WHAT TO WORK ON -> Please count the lines in the data below that contain the string "indicator", with case counting, and reply with only the number.

------------------------------------------------------------

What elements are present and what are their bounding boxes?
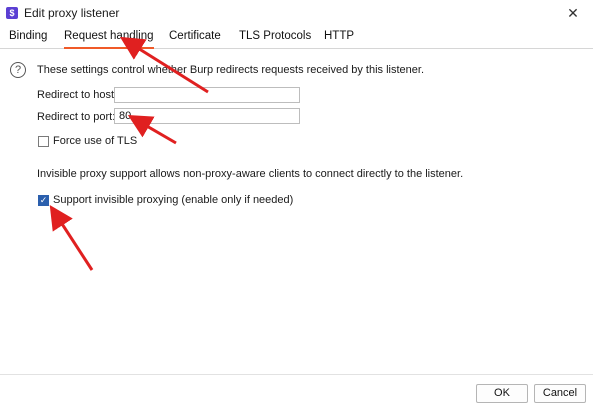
burp-app-icon: $ xyxy=(6,7,18,19)
force-tls-checkbox[interactable] xyxy=(38,136,49,147)
panel-description: These settings control whether Burp redi… xyxy=(37,64,425,76)
help-icon[interactable]: ? xyxy=(10,62,26,78)
ok-button[interactable]: OK xyxy=(476,384,528,403)
tab-request-handling[interactable]: Request handling xyxy=(64,26,154,49)
request-handling-panel: ? These settings control whether Burp re… xyxy=(0,49,593,374)
title-bar: $ Edit proxy listener ✕ xyxy=(0,0,593,26)
tab-bar: Binding Request handling Certificate TLS… xyxy=(0,26,593,49)
tab-binding[interactable]: Binding xyxy=(9,26,47,47)
window-title: Edit proxy listener xyxy=(24,6,120,20)
cancel-button[interactable]: Cancel xyxy=(534,384,586,403)
invisible-proxy-checkbox[interactable]: ✓ xyxy=(38,195,49,206)
force-tls-label: Force use of TLS xyxy=(53,135,138,147)
tab-http[interactable]: HTTP xyxy=(324,26,354,47)
redirect-host-label: Redirect to host: xyxy=(37,89,118,101)
redirect-port-input[interactable] xyxy=(114,108,300,124)
dialog-footer: OK Cancel xyxy=(0,374,593,407)
close-button[interactable]: ✕ xyxy=(562,3,584,23)
invisible-proxy-info: Invisible proxy support allows non-proxy… xyxy=(37,168,464,180)
invisible-proxy-label: Support invisible proxying (enable only … xyxy=(53,194,294,206)
tab-tls-protocols[interactable]: TLS Protocols xyxy=(239,26,311,47)
redirect-host-input[interactable] xyxy=(114,87,300,103)
redirect-port-label: Redirect to port: xyxy=(37,111,116,123)
tab-certificate[interactable]: Certificate xyxy=(169,26,221,47)
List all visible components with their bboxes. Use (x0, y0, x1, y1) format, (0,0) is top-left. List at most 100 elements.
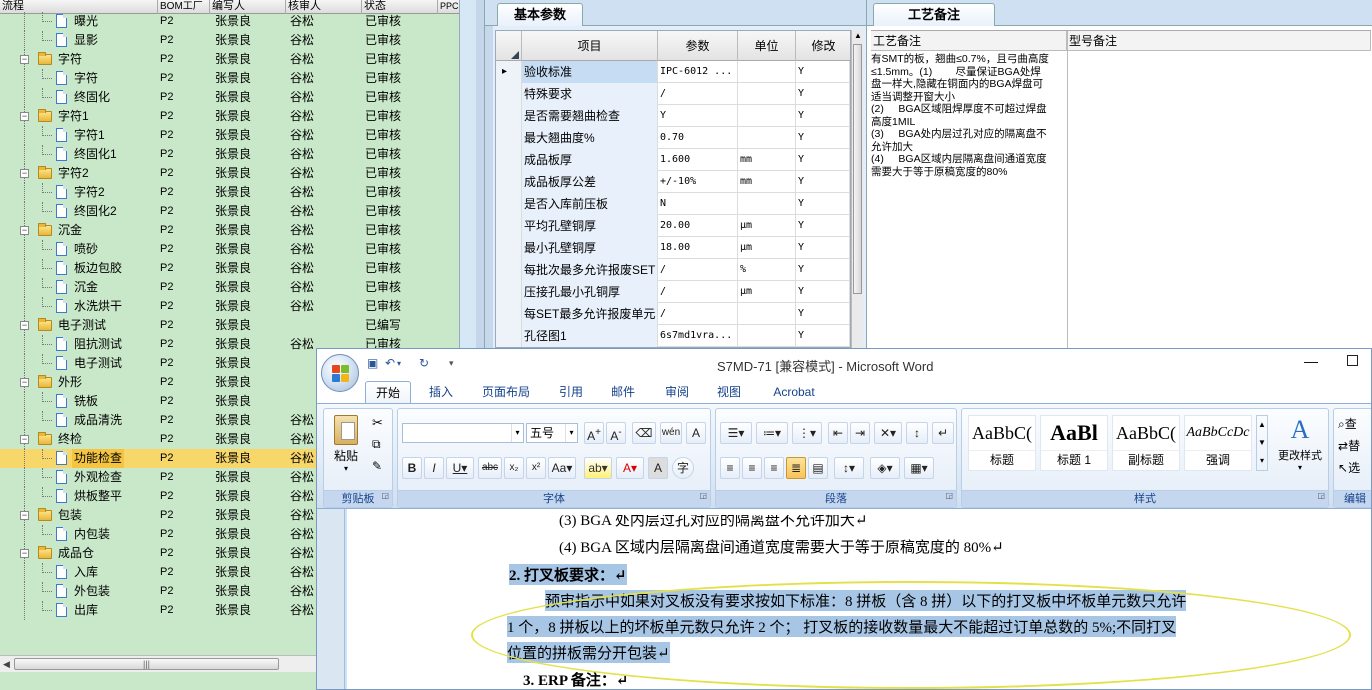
doc-para-line-c[interactable]: 位置的拼板需分开包装↵ (507, 642, 670, 663)
tree-row[interactable]: 字符1 P2 张景良 谷松 已审核 (0, 126, 459, 145)
param-unit-cell[interactable]: μm (738, 215, 796, 237)
row-indicator[interactable] (496, 259, 522, 281)
char-shading-icon[interactable]: A (648, 457, 668, 479)
param-row[interactable]: 每SET最多允许报废单元 / Y (496, 303, 850, 325)
scroll-left-arrow-icon[interactable]: ◀ (3, 659, 10, 670)
col-header-mod[interactable]: 修改 (796, 31, 850, 61)
doc-para-line-a[interactable]: 预审指示中如果对叉板没有要求按如下标准：8 拼板（含 8 拼）以下的打叉板中坏板… (545, 590, 1187, 611)
tab-view[interactable]: 视图 (709, 381, 749, 403)
font-color-icon[interactable]: A▾ (616, 457, 644, 479)
tree-row[interactable]: − 沉金 P2 张景良 谷松 已审核 (0, 221, 459, 240)
tree-node[interactable]: 字符2 (0, 183, 158, 202)
row-indicator[interactable] (496, 105, 522, 127)
tree-node[interactable]: 外包装 (0, 582, 158, 601)
tab-references[interactable]: 引用 (551, 381, 591, 403)
doc-line-4[interactable]: (4) BGA 区域内层隔离盘间通道宽度需要大于等于原稿宽度的 80%↵ (559, 536, 1004, 557)
clear-format-icon[interactable]: ⌫ (632, 422, 656, 444)
param-row[interactable]: 成品板厚 1.600 mm Y (496, 149, 850, 171)
save-icon[interactable]: ▣ (367, 356, 378, 370)
tree-node[interactable]: 内包装 (0, 525, 158, 544)
tree-row[interactable]: 板边包胶 P2 张景良 谷松 已审核 (0, 259, 459, 278)
param-mod-cell[interactable]: Y (796, 83, 850, 105)
office-button-icon[interactable] (321, 354, 359, 392)
collapse-toggle-icon[interactable]: − (20, 226, 29, 235)
param-value-cell[interactable]: +/-10% (658, 171, 738, 193)
tree-node[interactable]: 水洗烘干 (0, 297, 158, 316)
tree-row[interactable]: 终固化1 P2 张景良 谷松 已审核 (0, 145, 459, 164)
paste-button[interactable]: 粘贴 ▾ (328, 413, 364, 479)
tree-row[interactable]: 终固化2 P2 张景良 谷松 已审核 (0, 202, 459, 221)
param-mod-cell[interactable]: Y (796, 259, 850, 281)
style-heading1[interactable]: AaBl 标题 1 (1040, 415, 1108, 471)
collapse-toggle-icon[interactable]: − (20, 378, 29, 387)
param-value-cell[interactable]: 18.00 (658, 237, 738, 259)
tree-row[interactable]: − 字符2 P2 张景良 谷松 已审核 (0, 164, 459, 183)
scroll-up-arrow-icon[interactable]: ▲ (854, 31, 862, 40)
param-mod-cell[interactable]: Y (796, 149, 850, 171)
dialog-launcher-icon[interactable]: ◲ (699, 487, 707, 504)
dialog-launcher-icon[interactable]: ◲ (945, 487, 953, 504)
param-value-cell[interactable]: 20.00 (658, 215, 738, 237)
tree-row[interactable]: 沉金 P2 张景良 谷松 已审核 (0, 278, 459, 297)
param-row[interactable]: 是否需要翘曲检查 Y Y (496, 105, 850, 127)
param-mod-cell[interactable]: Y (796, 303, 850, 325)
row-indicator[interactable] (496, 149, 522, 171)
doc-heading-3[interactable]: 3. ERP 备注：↵ (523, 669, 629, 689)
collapse-toggle-icon[interactable]: − (20, 511, 29, 520)
param-mod-cell[interactable]: Y (796, 171, 850, 193)
tree-node[interactable]: 外观检查 (0, 468, 158, 487)
tree-node[interactable]: 铣板 (0, 392, 158, 411)
param-unit-cell[interactable]: % (738, 259, 796, 281)
asian-layout-icon[interactable]: ✕▾ (874, 422, 902, 444)
param-unit-cell[interactable] (738, 83, 796, 105)
tree-node[interactable]: 终固化2 (0, 202, 158, 221)
tree-row[interactable]: 字符 P2 张景良 谷松 已审核 (0, 69, 459, 88)
grow-font-button[interactable]: A+ (584, 422, 604, 444)
param-mod-cell[interactable]: Y (796, 105, 850, 127)
tree-node[interactable]: − 沉金 (0, 221, 158, 240)
tree-node[interactable]: 功能检查 (0, 449, 158, 468)
sort-icon[interactable]: ↕ (906, 422, 928, 444)
param-row[interactable]: 最大翘曲度% 0.70 Y (496, 127, 850, 149)
param-value-cell[interactable]: N (658, 193, 738, 215)
line-spacing-icon[interactable]: ↕▾ (834, 457, 864, 479)
param-row[interactable]: 平均孔壁铜厚 20.00 μm Y (496, 215, 850, 237)
doc-heading-2[interactable]: 2. 打叉板要求：↵ (509, 564, 627, 585)
tree-row[interactable]: − 字符 P2 张景良 谷松 已审核 (0, 50, 459, 69)
underline-button[interactable]: U▾ (446, 457, 474, 479)
param-row[interactable]: ▸ 验收标准 IPC-6012 ... Y (496, 61, 850, 83)
subscript-button[interactable]: x₂ (504, 457, 524, 479)
tree-row[interactable]: − 字符1 P2 张景良 谷松 已审核 (0, 107, 459, 126)
scroll-thumb[interactable]: ||| (14, 658, 279, 670)
tree-node[interactable]: − 外形 (0, 373, 158, 392)
style-subtitle[interactable]: AaBbC(副标题 (1112, 415, 1180, 471)
col-header-unit[interactable]: 单位 (738, 31, 796, 61)
tree-node[interactable]: − 字符1 (0, 107, 158, 126)
tree-node[interactable]: 阻抗测试 (0, 335, 158, 354)
tree-node[interactable]: − 包装 (0, 506, 158, 525)
italic-button[interactable]: I (424, 457, 444, 479)
tree-node[interactable]: 终固化1 (0, 145, 158, 164)
font-size-combo[interactable]: 五号 ▾ (526, 423, 578, 443)
tree-node[interactable]: 入库 (0, 563, 158, 582)
collapse-toggle-icon[interactable]: − (20, 169, 29, 178)
tree-node[interactable]: − 成品仓 (0, 544, 158, 563)
tab-page-layout[interactable]: 页面布局 (473, 381, 539, 403)
param-value-cell[interactable]: / (658, 303, 738, 325)
tab-insert[interactable]: 插入 (421, 381, 461, 403)
enclose-char-icon[interactable]: 字 (672, 457, 694, 479)
param-unit-cell[interactable] (738, 325, 796, 347)
param-value-cell[interactable]: Y (658, 105, 738, 127)
justify-icon[interactable]: ≣ (786, 457, 806, 479)
tab-basic-params[interactable]: 基本参数 (497, 3, 584, 26)
row-indicator[interactable]: ▸ (496, 61, 522, 83)
param-unit-cell[interactable]: mm (738, 149, 796, 171)
borders-icon[interactable]: ▦▾ (904, 457, 934, 479)
param-value-cell[interactable]: / (658, 259, 738, 281)
tree-node[interactable]: 板边包胶 (0, 259, 158, 278)
font-name-combo[interactable]: ▾ (402, 423, 524, 443)
param-mod-cell[interactable]: Y (796, 281, 850, 303)
multilevel-list-icon[interactable]: ⋮▾ (792, 422, 822, 444)
tree-row[interactable]: 终固化 P2 张景良 谷松 已审核 (0, 88, 459, 107)
tree-row[interactable]: 曝光 P2 张景良 谷松 已审核 (0, 12, 459, 31)
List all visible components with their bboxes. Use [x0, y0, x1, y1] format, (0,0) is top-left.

------------------------------------------------------------

THE OUTPUT -> 4